§ **Goal of the exercise**
Restate the whole of the material. Keep every word, and drop the pictures.

----------------------------------------

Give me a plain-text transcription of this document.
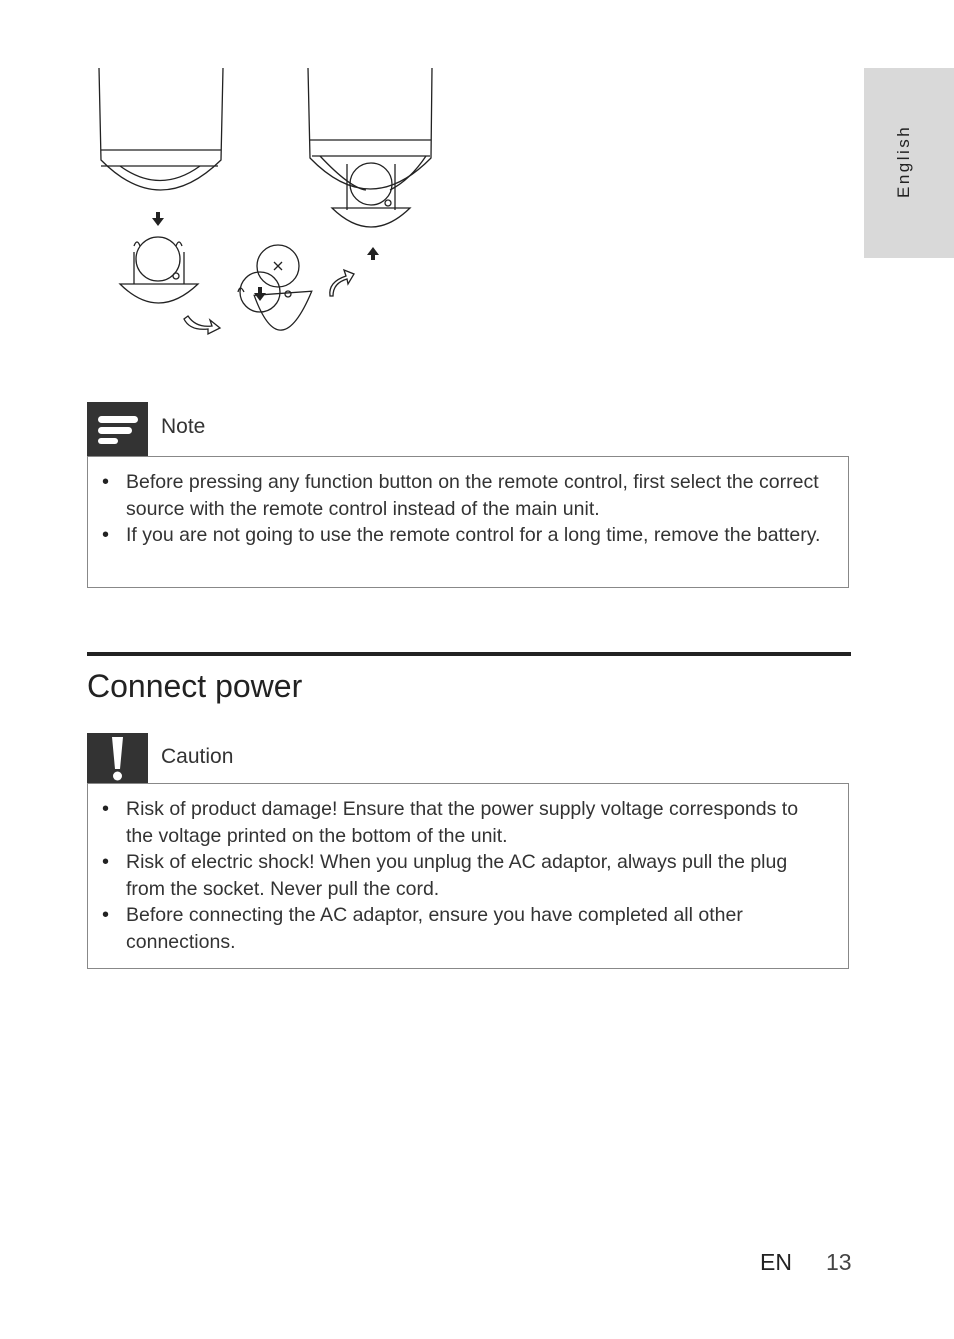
English
Note
• Before pressing any function button on the remote control, first select the correct source with the remote control instead of the main unit.
• If you are not going to use the remote control for a long time, remove the battery.
Connect power
Caution
• Risk of product damage! Ensure that the power supply voltage corresponds to the voltage printed on the bottom of the unit.
• Risk of electric shock! When you unplug the AC adaptor, always pull the plug from the socket. Never pull the cord.
• Before connecting the AC adaptor, ensure you have completed all other connections.
EN 13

----------------------------------------

§ **The result**
Give me a plain-text transcription of this document.
English
Note
• Before pressing any function button on the remote control, first select the correct source with the remote control instead of the main unit.
• If you are not going to use the remote control for a long time, remove the battery.
Connect power
Caution
• Risk of product damage! Ensure that the power supply voltage corresponds to the voltage printed on the bottom of the unit.
• Risk of electric shock! When you unplug the AC adaptor, always pull the plug from the socket. Never pull the cord.
• Before connecting the AC adaptor, ensure you have completed all other connections.
EN 13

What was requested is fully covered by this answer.